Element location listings
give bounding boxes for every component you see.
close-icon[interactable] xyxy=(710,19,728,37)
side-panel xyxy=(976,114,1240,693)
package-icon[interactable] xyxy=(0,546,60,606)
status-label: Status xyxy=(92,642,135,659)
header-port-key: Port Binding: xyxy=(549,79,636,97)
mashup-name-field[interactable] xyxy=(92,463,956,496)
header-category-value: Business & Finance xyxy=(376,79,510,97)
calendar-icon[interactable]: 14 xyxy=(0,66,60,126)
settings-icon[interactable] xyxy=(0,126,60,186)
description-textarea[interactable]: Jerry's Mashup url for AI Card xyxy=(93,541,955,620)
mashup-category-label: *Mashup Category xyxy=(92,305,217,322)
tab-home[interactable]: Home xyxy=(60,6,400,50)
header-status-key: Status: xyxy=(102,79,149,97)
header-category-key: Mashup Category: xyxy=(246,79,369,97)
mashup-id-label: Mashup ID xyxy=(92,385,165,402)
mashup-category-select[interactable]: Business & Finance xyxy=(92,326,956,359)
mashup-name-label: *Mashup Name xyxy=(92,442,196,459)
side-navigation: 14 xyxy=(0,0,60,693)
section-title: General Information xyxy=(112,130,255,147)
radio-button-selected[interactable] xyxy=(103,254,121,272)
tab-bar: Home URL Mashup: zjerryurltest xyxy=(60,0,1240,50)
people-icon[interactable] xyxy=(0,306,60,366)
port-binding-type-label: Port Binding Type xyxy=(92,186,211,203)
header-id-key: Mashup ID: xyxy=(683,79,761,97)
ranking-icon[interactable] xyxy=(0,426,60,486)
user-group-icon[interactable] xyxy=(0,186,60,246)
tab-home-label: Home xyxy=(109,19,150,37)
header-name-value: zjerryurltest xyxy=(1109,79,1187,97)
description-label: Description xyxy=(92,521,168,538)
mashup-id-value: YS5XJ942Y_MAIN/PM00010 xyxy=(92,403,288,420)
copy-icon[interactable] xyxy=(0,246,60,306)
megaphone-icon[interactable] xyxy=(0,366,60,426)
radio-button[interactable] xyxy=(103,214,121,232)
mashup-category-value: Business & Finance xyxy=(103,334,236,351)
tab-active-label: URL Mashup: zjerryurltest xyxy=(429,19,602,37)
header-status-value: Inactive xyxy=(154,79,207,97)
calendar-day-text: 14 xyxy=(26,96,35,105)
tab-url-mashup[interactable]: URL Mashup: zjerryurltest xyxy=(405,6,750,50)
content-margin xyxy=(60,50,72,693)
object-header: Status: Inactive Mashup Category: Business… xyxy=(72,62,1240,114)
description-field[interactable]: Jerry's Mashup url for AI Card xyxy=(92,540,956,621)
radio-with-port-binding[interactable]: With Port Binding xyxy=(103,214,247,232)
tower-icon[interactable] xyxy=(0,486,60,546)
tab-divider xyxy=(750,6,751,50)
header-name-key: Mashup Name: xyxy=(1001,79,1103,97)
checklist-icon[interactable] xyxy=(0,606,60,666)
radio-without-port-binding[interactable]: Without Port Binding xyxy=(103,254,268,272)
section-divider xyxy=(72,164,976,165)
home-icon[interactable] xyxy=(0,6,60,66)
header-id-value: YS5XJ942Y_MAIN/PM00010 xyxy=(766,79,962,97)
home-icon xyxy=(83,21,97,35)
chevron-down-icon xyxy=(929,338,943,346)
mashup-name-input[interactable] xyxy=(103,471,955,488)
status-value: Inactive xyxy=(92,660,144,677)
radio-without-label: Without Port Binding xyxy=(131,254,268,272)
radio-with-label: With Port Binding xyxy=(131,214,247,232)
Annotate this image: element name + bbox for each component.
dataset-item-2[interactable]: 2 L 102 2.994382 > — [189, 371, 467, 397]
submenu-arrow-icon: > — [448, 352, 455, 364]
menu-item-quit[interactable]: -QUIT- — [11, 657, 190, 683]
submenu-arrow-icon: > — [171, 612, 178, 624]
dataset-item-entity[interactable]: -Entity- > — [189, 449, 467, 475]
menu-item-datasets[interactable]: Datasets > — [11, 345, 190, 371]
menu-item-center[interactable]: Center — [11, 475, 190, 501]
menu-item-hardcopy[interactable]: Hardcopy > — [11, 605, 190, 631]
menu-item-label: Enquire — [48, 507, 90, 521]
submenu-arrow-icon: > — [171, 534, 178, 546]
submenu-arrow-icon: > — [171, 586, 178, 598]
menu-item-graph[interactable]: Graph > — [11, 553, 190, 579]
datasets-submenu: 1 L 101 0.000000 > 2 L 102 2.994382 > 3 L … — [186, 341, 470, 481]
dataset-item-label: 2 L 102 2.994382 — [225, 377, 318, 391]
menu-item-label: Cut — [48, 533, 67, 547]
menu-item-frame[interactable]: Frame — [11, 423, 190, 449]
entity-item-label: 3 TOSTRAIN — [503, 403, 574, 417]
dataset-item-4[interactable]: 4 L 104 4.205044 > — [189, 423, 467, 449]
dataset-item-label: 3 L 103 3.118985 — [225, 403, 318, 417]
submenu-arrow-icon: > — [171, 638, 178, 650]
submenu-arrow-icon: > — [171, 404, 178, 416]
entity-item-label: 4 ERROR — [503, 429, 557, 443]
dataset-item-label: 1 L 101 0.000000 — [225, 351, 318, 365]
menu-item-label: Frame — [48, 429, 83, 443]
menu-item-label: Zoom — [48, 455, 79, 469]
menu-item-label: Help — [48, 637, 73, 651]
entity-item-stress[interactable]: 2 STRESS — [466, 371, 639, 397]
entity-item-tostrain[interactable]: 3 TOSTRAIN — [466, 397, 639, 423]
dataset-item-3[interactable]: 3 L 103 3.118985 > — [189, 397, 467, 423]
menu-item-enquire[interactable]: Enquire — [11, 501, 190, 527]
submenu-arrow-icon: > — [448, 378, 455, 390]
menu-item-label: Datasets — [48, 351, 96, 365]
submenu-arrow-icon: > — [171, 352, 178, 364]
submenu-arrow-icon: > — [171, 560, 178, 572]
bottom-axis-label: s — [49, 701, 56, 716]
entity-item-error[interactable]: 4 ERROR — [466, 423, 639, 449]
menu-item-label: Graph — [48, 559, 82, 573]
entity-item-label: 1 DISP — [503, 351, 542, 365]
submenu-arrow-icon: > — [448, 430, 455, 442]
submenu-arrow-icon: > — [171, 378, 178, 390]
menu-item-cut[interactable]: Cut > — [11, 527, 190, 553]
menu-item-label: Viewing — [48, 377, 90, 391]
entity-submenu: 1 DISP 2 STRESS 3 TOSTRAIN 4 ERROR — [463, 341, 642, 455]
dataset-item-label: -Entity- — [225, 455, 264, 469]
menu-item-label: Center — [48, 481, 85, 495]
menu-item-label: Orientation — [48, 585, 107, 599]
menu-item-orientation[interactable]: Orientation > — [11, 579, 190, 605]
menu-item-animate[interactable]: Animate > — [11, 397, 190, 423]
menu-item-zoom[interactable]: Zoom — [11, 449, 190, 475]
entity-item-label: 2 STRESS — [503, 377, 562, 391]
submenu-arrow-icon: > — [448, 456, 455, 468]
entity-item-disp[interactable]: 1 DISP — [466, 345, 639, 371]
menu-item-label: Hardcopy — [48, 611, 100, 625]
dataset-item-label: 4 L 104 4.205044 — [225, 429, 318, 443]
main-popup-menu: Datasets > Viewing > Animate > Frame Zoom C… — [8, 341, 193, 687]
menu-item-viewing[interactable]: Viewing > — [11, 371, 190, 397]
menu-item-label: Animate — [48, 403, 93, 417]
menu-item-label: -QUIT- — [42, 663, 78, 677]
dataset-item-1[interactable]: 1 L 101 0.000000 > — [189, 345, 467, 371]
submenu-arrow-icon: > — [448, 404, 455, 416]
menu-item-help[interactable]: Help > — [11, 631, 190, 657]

GIVEN PROBLEM ::
Render every line of the records above as a JSON list of strings, one string per line, leaving out blank lines.

EXPECTED ANSWER ::
[
  "give bounding boxes for every component you see.",
  "close-icon[interactable] xyxy=(710,19,728,37)",
  "side-panel xyxy=(976,114,1240,693)",
  "package-icon[interactable] xyxy=(0,546,60,606)",
  "status-label: Status xyxy=(92,642,135,659)",
  "header-port-key: Port Binding: xyxy=(549,79,636,97)",
  "mashup-name-field[interactable] xyxy=(92,463,956,496)",
  "header-category-value: Business & Finance xyxy=(376,79,510,97)",
  "calendar-icon[interactable]: 14 xyxy=(0,66,60,126)",
  "settings-icon[interactable] xyxy=(0,126,60,186)",
  "description-textarea[interactable]: Jerry's Mashup url for AI Card xyxy=(93,541,955,620)",
  "mashup-category-label: *Mashup Category xyxy=(92,305,217,322)",
  "tab-home[interactable]: Home xyxy=(60,6,400,50)",
  "header-status-key: Status: xyxy=(102,79,149,97)",
  "header-category-key: Mashup Category: xyxy=(246,79,369,97)",
  "mashup-id-label: Mashup ID xyxy=(92,385,165,402)",
  "mashup-category-select[interactable]: Business & Finance xyxy=(92,326,956,359)",
  "mashup-name-label: *Mashup Name xyxy=(92,442,196,459)",
  "side-navigation: 14 xyxy=(0,0,60,693)",
  "section-title: General Information xyxy=(112,130,255,147)",
  "radio-button-selected[interactable] xyxy=(103,254,121,272)",
  "tab-bar: Home URL Mashup: zjerryurltest xyxy=(60,0,1240,50)",
  "people-icon[interactable] xyxy=(0,306,60,366)",
  "port-binding-type-label: Port Binding Type xyxy=(92,186,211,203)",
  "header-id-key: Mashup ID: xyxy=(683,79,761,97)",
  "ranking-icon[interactable] xyxy=(0,426,60,486)",
  "user-group-icon[interactable] xyxy=(0,186,60,246)",
  "tab-home-label: Home xyxy=(109,19,150,37)",
  "header-name-value: zjerryurltest xyxy=(1109,79,1187,97)",
  "description-label: Description xyxy=(92,521,168,538)",
  "mashup-id-value: YS5XJ942Y_MAIN/PM00010 xyxy=(92,403,288,420)",
  "copy-icon[interactable] xyxy=(0,246,60,306)",
  "megaphone-icon[interactable] xyxy=(0,366,60,426)",
  "radio-button[interactable] xyxy=(103,214,121,232)",
  "mashup-category-value: Business & Finance xyxy=(103,334,236,351)",
  "tab-active-label: URL Mashup: zjerryurltest xyxy=(429,19,602,37)",
  "header-status-value: Inactive xyxy=(154,79,207,97)",
  "calendar-day-text: 14 xyxy=(26,96,35,105)",
  "tab-url-mashup[interactable]: URL Mashup: zjerryurltest xyxy=(405,6,750,50)",
  "content-margin xyxy=(60,50,72,693)",
  "object-header: Status: Inactive Mashup Category: Business… xyxy=(72,62,1240,114)",
  "description-field[interactable]: Jerry's Mashup url for AI Card xyxy=(92,540,956,621)",
  "radio-with-port-binding[interactable]: With Port Binding xyxy=(103,214,247,232)",
  "tower-icon[interactable] xyxy=(0,486,60,546)",
  "tab-divider xyxy=(750,6,751,50)",
  "header-name-key: Mashup Name: xyxy=(1001,79,1103,97)",
  "checklist-icon[interactable] xyxy=(0,606,60,666)",
  "radio-without-port-binding[interactable]: Without Port Binding xyxy=(103,254,268,272)",
  "section-divider xyxy=(72,164,976,165)",
  "home-icon[interactable] xyxy=(0,6,60,66)",
  "header-id-value: YS5XJ942Y_MAIN/PM00010 xyxy=(766,79,962,97)",
  "home-icon xyxy=(83,21,97,35)",
  "chevron-down-icon xyxy=(929,338,943,346)",
  "mashup-name-input[interactable] xyxy=(103,471,955,488)",
  "status-value: Inactive xyxy=(92,660,144,677)",
  "radio-without-label: Without Port Binding xyxy=(131,254,268,272)",
  "radio-with-label: With Port Binding xyxy=(131,214,247,232)",
  "Annotate this image: element name + bbox for each component.",
  "dataset-item-2[interactable]: 2 L 102 2.994382 > — [189, 371, 467, 397]",
  "submenu-arrow-icon: > — [448, 352, 455, 364]",
  "menu-item-quit[interactable]: -QUIT- — [11, 657, 190, 683]",
  "submenu-arrow-icon: > — [171, 612, 178, 624]",
  "dataset-item-entity[interactable]: -Entity- > — [189, 449, 467, 475]",
  "menu-item-datasets[interactable]: Datasets > — [11, 345, 190, 371]",
  "menu-item-center[interactable]: Center — [11, 475, 190, 501]",
  "menu-item-hardcopy[interactable]: Hardcopy > — [11, 605, 190, 631]",
  "menu-item-label: Enquire — [48, 507, 90, 521]",
  "submenu-arrow-icon: > — [171, 534, 178, 546]",
  "submenu-arrow-icon: > — [171, 586, 178, 598]",
  "menu-item-graph[interactable]: Graph > — [11, 553, 190, 579]",
  "datasets-submenu: 1 L 101 0.000000 > 2 L 102 2.994382 > 3 L … — [186, 341, 470, 481]",
  "dataset-item-label: 2 L 102 2.994382 — [225, 377, 318, 391]",
  "menu-item-label: Cut — [48, 533, 67, 547]",
  "menu-item-frame[interactable]: Frame — [11, 423, 190, 449]",
  "entity-item-label: 3 TOSTRAIN — [503, 403, 574, 417]",
  "dataset-item-4[interactable]: 4 L 104 4.205044 > — [189, 423, 467, 449]",
  "dataset-item-label: 3 L 103 3.118985 — [225, 403, 318, 417]",
  "submenu-arrow-icon: > — [171, 638, 178, 650]",
  "submenu-arrow-icon: > — [171, 404, 178, 416]",
  "entity-item-label: 4 ERROR — [503, 429, 557, 443]",
  "dataset-item-label: 1 L 101 0.000000 — [225, 351, 318, 365]",
  "menu-item-label: Frame — [48, 429, 83, 443]",
  "menu-item-label: Zoom — [48, 455, 79, 469]",
  "menu-item-label: Help — [48, 637, 73, 651]",
  "entity-item-stress[interactable]: 2 STRESS — [466, 371, 639, 397]",
  "entity-item-tostrain[interactable]: 3 TOSTRAIN — [466, 397, 639, 423]",
  "dataset-item-3[interactable]: 3 L 103 3.118985 > — [189, 397, 467, 423]",
  "menu-item-enquire[interactable]: Enquire — [11, 501, 190, 527]",
  "submenu-arrow-icon: > — [448, 378, 455, 390]",
  "menu-item-label: Datasets — [48, 351, 96, 365]",
  "submenu-arrow-icon: > — [171, 352, 178, 364]",
  "submenu-arrow-icon: > — [171, 560, 178, 572]",
  "bottom-axis-label: s — [49, 701, 56, 716]",
  "entity-item-error[interactable]: 4 ERROR — [466, 423, 639, 449]",
  "menu-item-label: Graph — [48, 559, 82, 573]",
  "entity-item-label: 1 DISP — [503, 351, 542, 365]",
  "submenu-arrow-icon: > — [448, 430, 455, 442]",
  "submenu-arrow-icon: > — [171, 378, 178, 390]",
  "menu-item-cut[interactable]: Cut > — [11, 527, 190, 553]",
  "menu-item-label: Viewing — [48, 377, 90, 391]",
  "entity-submenu: 1 DISP 2 STRESS 3 TOSTRAIN 4 ERROR — [463, 341, 642, 455]",
  "dataset-item-label: -Entity- — [225, 455, 264, 469]",
  "menu-item-label: Center — [48, 481, 85, 495]",
  "menu-item-label: Orientation — [48, 585, 107, 599]",
  "menu-item-orientation[interactable]: Orientation > — [11, 579, 190, 605]",
  "menu-item-animate[interactable]: Animate > — [11, 397, 190, 423]",
  "menu-item-zoom[interactable]: Zoom — [11, 449, 190, 475]",
  "entity-item-label: 2 STRESS — [503, 377, 562, 391]",
  "submenu-arrow-icon: > — [448, 456, 455, 468]",
  "entity-item-disp[interactable]: 1 DISP — [466, 345, 639, 371]",
  "menu-item-label: Hardcopy — [48, 611, 100, 625]",
  "dataset-item-label: 4 L 104 4.205044 — [225, 429, 318, 443]",
  "main-popup-menu: Datasets > Viewing > Animate > Frame Zoom C… — [8, 341, 193, 687]",
  "menu-item-viewing[interactable]: Viewing > — [11, 371, 190, 397]",
  "menu-item-label: Animate — [48, 403, 93, 417]",
  "menu-item-label: -QUIT- — [42, 663, 78, 677]",
  "dataset-item-1[interactable]: 1 L 101 0.000000 > — [189, 345, 467, 371]",
  "submenu-arrow-icon: > — [448, 404, 455, 416]",
  "menu-item-help[interactable]: Help > — [11, 631, 190, 657]"
]